(Records from a dataset)
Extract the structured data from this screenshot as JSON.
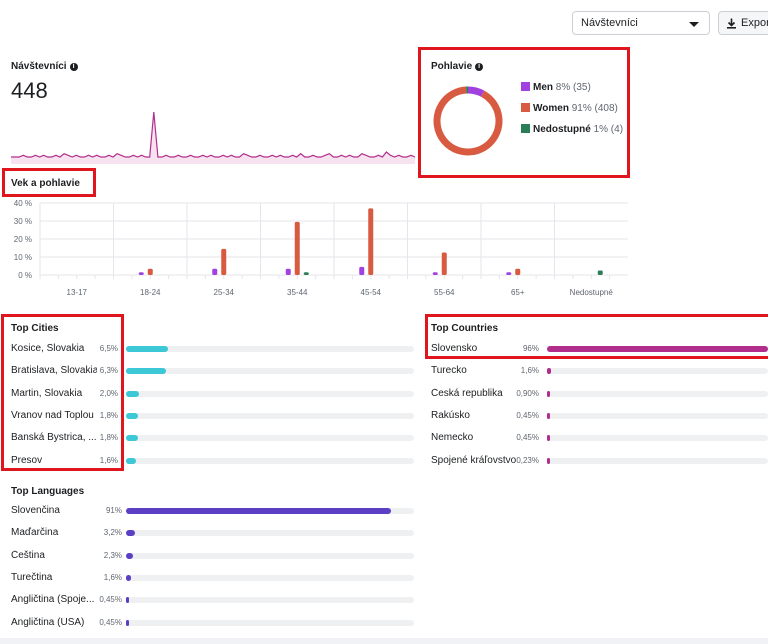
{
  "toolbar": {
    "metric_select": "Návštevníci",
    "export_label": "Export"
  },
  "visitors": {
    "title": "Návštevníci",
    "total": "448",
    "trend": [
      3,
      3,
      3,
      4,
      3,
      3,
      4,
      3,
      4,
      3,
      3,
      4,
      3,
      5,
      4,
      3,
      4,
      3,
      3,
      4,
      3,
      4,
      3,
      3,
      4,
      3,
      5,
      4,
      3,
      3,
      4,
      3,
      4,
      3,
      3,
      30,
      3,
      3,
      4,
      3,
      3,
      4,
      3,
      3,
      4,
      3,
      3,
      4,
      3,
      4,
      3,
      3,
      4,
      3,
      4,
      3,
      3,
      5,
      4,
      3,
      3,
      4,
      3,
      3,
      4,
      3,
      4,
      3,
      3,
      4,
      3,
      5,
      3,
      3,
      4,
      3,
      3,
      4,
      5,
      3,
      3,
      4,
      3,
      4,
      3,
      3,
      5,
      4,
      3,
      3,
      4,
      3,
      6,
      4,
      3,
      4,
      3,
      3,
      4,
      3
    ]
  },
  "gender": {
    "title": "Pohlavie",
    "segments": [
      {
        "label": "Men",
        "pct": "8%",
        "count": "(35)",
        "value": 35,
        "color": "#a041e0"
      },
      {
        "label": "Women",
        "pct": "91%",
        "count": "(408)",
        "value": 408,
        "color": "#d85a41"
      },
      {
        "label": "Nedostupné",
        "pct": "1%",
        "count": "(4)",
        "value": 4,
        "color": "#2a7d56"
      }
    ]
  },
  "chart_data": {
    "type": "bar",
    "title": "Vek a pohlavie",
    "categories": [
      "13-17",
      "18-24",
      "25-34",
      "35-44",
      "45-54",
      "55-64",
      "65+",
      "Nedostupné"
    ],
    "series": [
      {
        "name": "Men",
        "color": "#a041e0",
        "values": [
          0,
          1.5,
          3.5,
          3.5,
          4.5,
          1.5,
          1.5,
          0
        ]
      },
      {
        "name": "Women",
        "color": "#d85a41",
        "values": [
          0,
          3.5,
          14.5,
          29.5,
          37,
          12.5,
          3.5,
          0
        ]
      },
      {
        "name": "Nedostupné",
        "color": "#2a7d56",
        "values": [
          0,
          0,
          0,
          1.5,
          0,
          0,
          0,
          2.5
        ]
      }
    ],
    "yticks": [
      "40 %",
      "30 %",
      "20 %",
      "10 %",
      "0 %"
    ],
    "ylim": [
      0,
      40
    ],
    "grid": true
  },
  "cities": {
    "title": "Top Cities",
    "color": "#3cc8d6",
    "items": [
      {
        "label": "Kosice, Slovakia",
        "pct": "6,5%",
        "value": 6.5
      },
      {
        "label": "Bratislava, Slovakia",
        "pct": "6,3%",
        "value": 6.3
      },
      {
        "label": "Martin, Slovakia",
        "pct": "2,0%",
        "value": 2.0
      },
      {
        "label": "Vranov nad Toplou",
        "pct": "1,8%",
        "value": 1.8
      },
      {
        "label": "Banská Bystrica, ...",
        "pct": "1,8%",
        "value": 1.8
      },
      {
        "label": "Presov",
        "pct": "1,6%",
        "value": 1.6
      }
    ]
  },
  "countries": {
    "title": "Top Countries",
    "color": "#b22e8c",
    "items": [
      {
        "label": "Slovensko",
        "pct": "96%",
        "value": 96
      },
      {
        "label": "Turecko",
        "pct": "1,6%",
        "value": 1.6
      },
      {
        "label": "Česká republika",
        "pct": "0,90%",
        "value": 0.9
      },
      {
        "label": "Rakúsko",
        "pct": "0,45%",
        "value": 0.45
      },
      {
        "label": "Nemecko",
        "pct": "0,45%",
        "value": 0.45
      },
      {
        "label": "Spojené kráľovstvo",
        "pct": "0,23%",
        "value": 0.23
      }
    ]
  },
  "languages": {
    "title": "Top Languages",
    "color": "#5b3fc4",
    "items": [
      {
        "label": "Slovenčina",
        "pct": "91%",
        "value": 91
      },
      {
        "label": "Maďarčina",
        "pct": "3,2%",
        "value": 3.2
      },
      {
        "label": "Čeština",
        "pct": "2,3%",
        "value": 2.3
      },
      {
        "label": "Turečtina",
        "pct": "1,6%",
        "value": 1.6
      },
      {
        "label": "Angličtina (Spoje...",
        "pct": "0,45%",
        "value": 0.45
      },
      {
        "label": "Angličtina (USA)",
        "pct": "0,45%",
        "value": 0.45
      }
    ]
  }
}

# Aim:
Copy the entries above faithfully and omit every image.

# Exercise result:
Extract the structured data from this screenshot as JSON.
{
  "toolbar": {
    "metric_select": "Návštevníci",
    "export_label": "Export"
  },
  "visitors": {
    "title": "Návštevníci",
    "total": "448",
    "trend": [
      3,
      3,
      3,
      4,
      3,
      3,
      4,
      3,
      4,
      3,
      3,
      4,
      3,
      5,
      4,
      3,
      4,
      3,
      3,
      4,
      3,
      4,
      3,
      3,
      4,
      3,
      5,
      4,
      3,
      3,
      4,
      3,
      4,
      3,
      3,
      30,
      3,
      3,
      4,
      3,
      3,
      4,
      3,
      3,
      4,
      3,
      3,
      4,
      3,
      4,
      3,
      3,
      4,
      3,
      4,
      3,
      3,
      5,
      4,
      3,
      3,
      4,
      3,
      3,
      4,
      3,
      4,
      3,
      3,
      4,
      3,
      5,
      3,
      3,
      4,
      3,
      3,
      4,
      5,
      3,
      3,
      4,
      3,
      4,
      3,
      3,
      5,
      4,
      3,
      3,
      4,
      3,
      6,
      4,
      3,
      4,
      3,
      3,
      4,
      3
    ]
  },
  "gender": {
    "title": "Pohlavie",
    "segments": [
      {
        "label": "Men",
        "pct": "8%",
        "count": "(35)",
        "value": 35,
        "color": "#a041e0"
      },
      {
        "label": "Women",
        "pct": "91%",
        "count": "(408)",
        "value": 408,
        "color": "#d85a41"
      },
      {
        "label": "Nedostupné",
        "pct": "1%",
        "count": "(4)",
        "value": 4,
        "color": "#2a7d56"
      }
    ]
  },
  "chart_data": {
    "type": "bar",
    "title": "Vek a pohlavie",
    "categories": [
      "13-17",
      "18-24",
      "25-34",
      "35-44",
      "45-54",
      "55-64",
      "65+",
      "Nedostupné"
    ],
    "series": [
      {
        "name": "Men",
        "color": "#a041e0",
        "values": [
          0,
          1.5,
          3.5,
          3.5,
          4.5,
          1.5,
          1.5,
          0
        ]
      },
      {
        "name": "Women",
        "color": "#d85a41",
        "values": [
          0,
          3.5,
          14.5,
          29.5,
          37,
          12.5,
          3.5,
          0
        ]
      },
      {
        "name": "Nedostupné",
        "color": "#2a7d56",
        "values": [
          0,
          0,
          0,
          1.5,
          0,
          0,
          0,
          2.5
        ]
      }
    ],
    "yticks": [
      "40 %",
      "30 %",
      "20 %",
      "10 %",
      "0 %"
    ],
    "ylim": [
      0,
      40
    ],
    "grid": true
  },
  "cities": {
    "title": "Top Cities",
    "color": "#3cc8d6",
    "items": [
      {
        "label": "Kosice, Slovakia",
        "pct": "6,5%",
        "value": 6.5
      },
      {
        "label": "Bratislava, Slovakia",
        "pct": "6,3%",
        "value": 6.3
      },
      {
        "label": "Martin, Slovakia",
        "pct": "2,0%",
        "value": 2.0
      },
      {
        "label": "Vranov nad Toplou",
        "pct": "1,8%",
        "value": 1.8
      },
      {
        "label": "Banská Bystrica, ...",
        "pct": "1,8%",
        "value": 1.8
      },
      {
        "label": "Presov",
        "pct": "1,6%",
        "value": 1.6
      }
    ]
  },
  "countries": {
    "title": "Top Countries",
    "color": "#b22e8c",
    "items": [
      {
        "label": "Slovensko",
        "pct": "96%",
        "value": 96
      },
      {
        "label": "Turecko",
        "pct": "1,6%",
        "value": 1.6
      },
      {
        "label": "Česká republika",
        "pct": "0,90%",
        "value": 0.9
      },
      {
        "label": "Rakúsko",
        "pct": "0,45%",
        "value": 0.45
      },
      {
        "label": "Nemecko",
        "pct": "0,45%",
        "value": 0.45
      },
      {
        "label": "Spojené kráľovstvo",
        "pct": "0,23%",
        "value": 0.23
      }
    ]
  },
  "languages": {
    "title": "Top Languages",
    "color": "#5b3fc4",
    "items": [
      {
        "label": "Slovenčina",
        "pct": "91%",
        "value": 91
      },
      {
        "label": "Maďarčina",
        "pct": "3,2%",
        "value": 3.2
      },
      {
        "label": "Čeština",
        "pct": "2,3%",
        "value": 2.3
      },
      {
        "label": "Turečtina",
        "pct": "1,6%",
        "value": 1.6
      },
      {
        "label": "Angličtina (Spoje...",
        "pct": "0,45%",
        "value": 0.45
      },
      {
        "label": "Angličtina (USA)",
        "pct": "0,45%",
        "value": 0.45
      }
    ]
  }
}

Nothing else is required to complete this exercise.